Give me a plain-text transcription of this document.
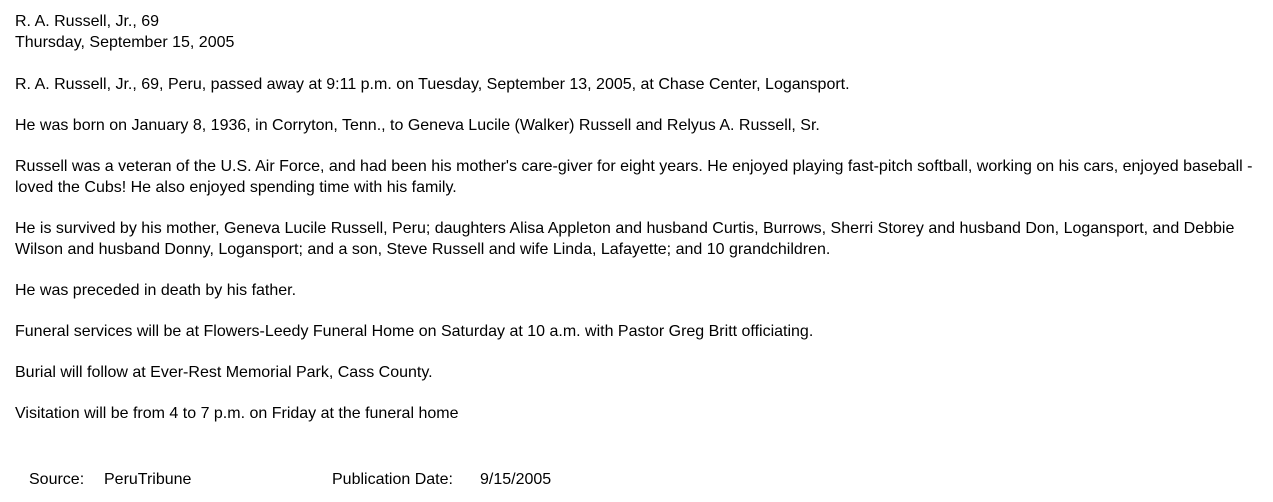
R. A. Russell, Jr., 69
Thursday, September 15, 2005

R. A. Russell, Jr., 69, Peru, passed away at 9:11 p.m. on Tuesday, September 13, 2005, at Chase Center, Logansport.

He was born on January 8, 1936, in Corryton, Tenn., to Geneva Lucile (Walker) Russell and Relyus A. Russell, Sr.

Russell was a veteran of the U.S. Air Force, and had been his mother's care-giver for eight years. He enjoyed playing fast-pitch softball, working on his cars, enjoyed baseball - loved the Cubs! He also enjoyed spending time with his family.

He is survived by his mother, Geneva Lucile Russell, Peru; daughters Alisa Appleton and husband Curtis, Burrows, Sherri Storey and husband Don, Logansport, and Debbie Wilson and husband Donny, Logansport; and a son, Steve Russell and wife Linda, Lafayette; and 10 grandchildren.

He was preceded in death by his father.

Funeral services will be at Flowers-Leedy Funeral Home on Saturday at 10 a.m. with Pastor Greg Britt officiating.

Burial will follow at Ever-Rest Memorial Park, Cass County.

Visitation will be from 4 to 7 p.m. on Friday at the funeral home

Source: PeruTribune	Publication Date: 9/15/2005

_ _ _

:: OBJECTIVE ::
Show each line in the entries that holds the string "with".

:: REPLY ::
Russell was a veteran of the U.S. Air Force, and had been his mother's care-giver for eight years. He enjoyed playing fast-pitch softball, working on his cars, enjoyed baseball - loved the Cubs! He also enjoyed spending time with his family.
Funeral services will be at Flowers-Leedy Funeral Home on Saturday at 10 a.m. with Pastor Greg Britt officiating.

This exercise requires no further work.